#### [DATA SECTION]
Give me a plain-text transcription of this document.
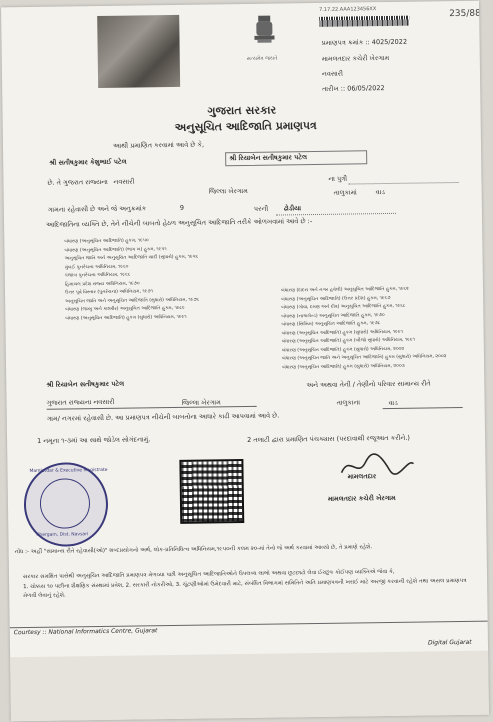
સત્યમેવ જયતે
7.17.22.AAA123456XX	235/88
પ્રમાણપત્ર ક્રમાંક :: 4025/2022
મામલતદાર કચેરી ખેરગામ
નવસારી
તારીખ :: 06/05/2022
ગુજરાત સરકાર
અનુસૂચિત આદિજાતિ પ્રમાણપત્ર
આથી પ્રમાણિત કરવામાં આવે છે કે,
શ્રી સતીષકુમાર કેશુભાઈ પટેલ	શ્રી રિયાબેન સતીષકુમાર પટેલ
છે. તે ગુજરાત રાજ્યના નવસારી
જિલ્લા ખેરગામ
ના પુત્રી
તાલુકામાં	વાડ
ગામના રહેવાસી છે અને જે અનુક્રમાંક	9	પરની ઢોડીયા
આદિજાતિના વ્યક્તિ છે, તેને નીચેની બાબતો હેઠળ અનુસૂચિત આદિજાતિ તરીકે ઓળખવામાં આવે છે :-
બંધારણ (અનુસૂચિત આદિજાતિ) હુકમ, ૧૯૫૦
બંધારણ (અનુસૂચિત આદિજાતિ) (ભાગ ખ) હુકમ, ૧૯૫૧
અનુસૂચિત જાતિ અને અનુસૂચિત આદિજાતિ યાદી (સુધારો) હુકમ, ૧૯૫૬
મુંબઈ પુનર્રચના અધિનિયમ, ૧૯૬૦
પંજાબ પુનર્રચના અધિનિયમ, ૧૯૬૬
હિમાચલ પ્રદેશ રાજ્ય અધિનિયમ, ૧૯૭૦
ઉત્તર પૂર્વ વિસ્તાર (પુનર્રચના) અધિનિયમ, ૧૯૭૧
અનુસૂચિત જાતિ અને અનુસૂચિત આદિજાતિ (સુધારો) અધિનિયમ, ૧૯૭૬
બંધારણ (જમ્મુ અને કાશ્મીર) અનુસૂચિત આદિજાતિ હુકમ, ૧૯૮૯
બંધારણ (અનુસૂચિત આદિજાતિ) હુકમ (સુધારો) અધિનિયમ, ૧૯૯૧
બંધારણ (દાદરા અને નગર હવેલી) અનુસૂચિત આદિજાતિ હુકમ, ૧૯૬૨
બંધારણ (અનુસૂચિત આદિજાતિ) (ઉત્તર પ્રદેશ) હુકમ, ૧૯૬૭
બંધારણ (ગોવા, દમણ અને દીવ) અનુસૂચિત આદિજાતિ હુકમ, ૧૯૬૮
બંધારણ (નાગાલેન્ડ) અનુસૂચિત આદિજાતિ હુકમ, ૧૯૭૦
બંધારણ (સિક્કિમ) અનુસૂચિત આદિજાતિ હુકમ, ૧૯૭૮
બંધારણ (અનુસૂચિત આદિજાતિ) હુકમ (સુધારો) અધિનિયમ, ૧૯૯૧
બંધારણ (અનુસૂચિત આદિજાતિ) હુકમ (બીજો સુધારો) અધિનિયમ, ૧૯૯૧
બંધારણ (અનુસૂચિત આદિજાતિ) હુકમ (સુધારો) અધિનિયમ, ૨૦૦૨
બંધારણ (અનુસૂચિત જાતિ અને અનુસૂચિત આદિજાતિ) હુકમ (સુધારો) અધિનિયમ, ૨૦૦૨
બંધારણ (અનુસૂચિત આદિજાતિ) હુકમ (સુધારો) અધિનિયમ, ૨૦૦૩
શ્રી રિયાબેન સતીષકુમાર પટેલ	અને અથવા તેની / તેણીનો પરિવાર સામાન્ય રીતે
ગુજરાત રાજ્યના નવસારી	જિલ્લા ખેરગામ	તાલુકાના	વાડ
ગામ/ નગરમાં રહેવાસી છે. આ પ્રમાણપત્ર નીચેની બાબતોના આધારે કાઢી આપવામાં આવે છે.
1 નમૂના ૧-૩માં આ સાથે જોડેલ સોગંદનામું.	2 તલાટી દ્વારા પ્રમાણિત પંચક્યાસ (પરદાવાથી રજૂઆત કરીને.)
Mamlatdar & Executive Magistrate
Khergam, Dist. Navsari
મામલતદાર
મામલતદાર કચેરી ખેરગામ
નોંધ :- અહીં "સામાન્ય રીતે રહેવાસી(ઓ)" શબ્દપ્રયોગનો અર્થ, લોક-પ્રતિનિધિત્વ અધિનિયમ,૧૯૫૦ની કલમ ૨૦-માં તેનો જે અર્થ કરવામાં આવ્યો છે, તે પ્રમાણે રહેશે.
સરકાર સમક્ષિત પાસેથી અનુસૂચિત આદિજાતિ પ્રમાણપત્ર મેળવ્યા પછી અનુસૂચિત આદિજાતિઓને ઉપલબ્ધ લાભો અથવા છૂટછાટો લેવા ઈચ્છુક કોઈપણ વ્યક્તિએ જેવા કે,
1. ચોક્કસ ૧૦ પછીના શૈક્ષણિક સંસ્થામાં પ્રવેશ, 2. સરકારી નોકરીઓ, 3. ચૂંટણીઓમાં ઉમેદવારી માટે, સંબંધિત વિભાગમાં સમિતિને અતિ પ્રમાણપત્રની ખરાઈ માટે અરજી કરવાની રહેશે તથા અસલ પ્રમાણપત્ર મેળવી લેવાનું રહેશે.
Courtesy :: National Informatics Centre, Gujarat
Digital Gujarat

#### [REQUIRED WORK]
The records above are to be reproduced exactly; the pictures are to be left out.

#### [ANSWER BELOW]
Give me a plain-text transcription of this document.
સત્યમેવ જયતે
7.17.22.AAA123456XX	235/88
પ્રમાણપત્ર ક્રમાંક :: 4025/2022
મામલતદાર કચેરી ખેરગામ
નવસારી
તારીખ :: 06/05/2022
ગુજરાત સરકાર
અનુસૂચિત આદિજાતિ પ્રમાણપત્ર
આથી પ્રમાણિત કરવામાં આવે છે કે,
શ્રી સતીષકુમાર કેશુભાઈ પટેલ	શ્રી રિયાબેન સતીષકુમાર પટેલ
છે. તે ગુજરાત રાજ્યના નવસારી
જિલ્લા ખેરગામ
ના પુત્રી
તાલુકામાં	વાડ
ગામના રહેવાસી છે અને જે અનુક્રમાંક	9	પરની ઢોડીયા
આદિજાતિના વ્યક્તિ છે, તેને નીચેની બાબતો હેઠળ અનુસૂચિત આદિજાતિ તરીકે ઓળખવામાં આવે છે :-
બંધારણ (અનુસૂચિત આદિજાતિ) હુકમ, ૧૯૫૦
બંધારણ (અનુસૂચિત આદિજાતિ) (ભાગ ખ) હુકમ, ૧૯૫૧
અનુસૂચિત જાતિ અને અનુસૂચિત આદિજાતિ યાદી (સુધારો) હુકમ, ૧૯૫૬
મુંબઈ પુનર્રચના અધિનિયમ, ૧૯૬૦
પંજાબ પુનર્રચના અધિનિયમ, ૧૯૬૬
હિમાચલ પ્રદેશ રાજ્ય અધિનિયમ, ૧૯૭૦
ઉત્તર પૂર્વ વિસ્તાર (પુનર્રચના) અધિનિયમ, ૧૯૭૧
અનુસૂચિત જાતિ અને અનુસૂચિત આદિજાતિ (સુધારો) અધિનિયમ, ૧૯૭૬
બંધારણ (જમ્મુ અને કાશ્મીર) અનુસૂચિત આદિજાતિ હુકમ, ૧૯૮૯
બંધારણ (અનુસૂચિત આદિજાતિ) હુકમ (સુધારો) અધિનિયમ, ૧૯૯૧
બંધારણ (દાદરા અને નગર હવેલી) અનુસૂચિત આદિજાતિ હુકમ, ૧૯૬૨
બંધારણ (અનુસૂચિત આદિજાતિ) (ઉત્તર પ્રદેશ) હુકમ, ૧૯૬૭
બંધારણ (ગોવા, દમણ અને દીવ) અનુસૂચિત આદિજાતિ હુકમ, ૧૯૬૮
બંધારણ (નાગાલેન્ડ) અનુસૂચિત આદિજાતિ હુકમ, ૧૯૭૦
બંધારણ (સિક્કિમ) અનુસૂચિત આદિજાતિ હુકમ, ૧૯૭૮
બંધારણ (અનુસૂચિત આદિજાતિ) હુકમ (સુધારો) અધિનિયમ, ૧૯૯૧
બંધારણ (અનુસૂચિત આદિજાતિ) હુકમ (બીજો સુધારો) અધિનિયમ, ૧૯૯૧
બંધારણ (અનુસૂચિત આદિજાતિ) હુકમ (સુધારો) અધિનિયમ, ૨૦૦૨
બંધારણ (અનુસૂચિત જાતિ અને અનુસૂચિત આદિજાતિ) હુકમ (સુધારો) અધિનિયમ, ૨૦૦૨
બંધારણ (અનુસૂચિત આદિજાતિ) હુકમ (સુધારો) અધિનિયમ, ૨૦૦૩
શ્રી રિયાબેન સતીષકુમાર પટેલ	અને અથવા તેની / તેણીનો પરિવાર સામાન્ય રીતે
ગુજરાત રાજ્યના નવસારી	જિલ્લા ખેરગામ	તાલુકાના	વાડ
ગામ/ નગરમાં રહેવાસી છે. આ પ્રમાણપત્ર નીચેની બાબતોના આધારે કાઢી આપવામાં આવે છે.
1 નમૂના ૧-૩માં આ સાથે જોડેલ સોગંદનામું.	2 તલાટી દ્વારા પ્રમાણિત પંચક્યાસ (પરદાવાથી રજૂઆત કરીને.)
Mamlatdar & Executive Magistrate
Khergam, Dist. Navsari
મામલતદાર
મામલતદાર કચેરી ખેરગામ
નોંધ :- અહીં "સામાન્ય રીતે રહેવાસી(ઓ)" શબ્દપ્રયોગનો અર્થ, લોક-પ્રતિનિધિત્વ અધિનિયમ,૧૯૫૦ની કલમ ૨૦-માં તેનો જે અર્થ કરવામાં આવ્યો છે, તે પ્રમાણે રહેશે.
સરકાર સમક્ષિત પાસેથી અનુસૂચિત આદિજાતિ પ્રમાણપત્ર મેળવ્યા પછી અનુસૂચિત આદિજાતિઓને ઉપલબ્ધ લાભો અથવા છૂટછાટો લેવા ઈચ્છુક કોઈપણ વ્યક્તિએ જેવા કે,
1. ચોક્કસ ૧૦ પછીના શૈક્ષણિક સંસ્થામાં પ્રવેશ, 2. સરકારી નોકરીઓ, 3. ચૂંટણીઓમાં ઉમેદવારી માટે, સંબંધિત વિભાગમાં સમિતિને અતિ પ્રમાણપત્રની ખરાઈ માટે અરજી કરવાની રહેશે તથા અસલ પ્રમાણપત્ર મેળવી લેવાનું રહેશે.
Courtesy :: National Informatics Centre, Gujarat
Digital Gujarat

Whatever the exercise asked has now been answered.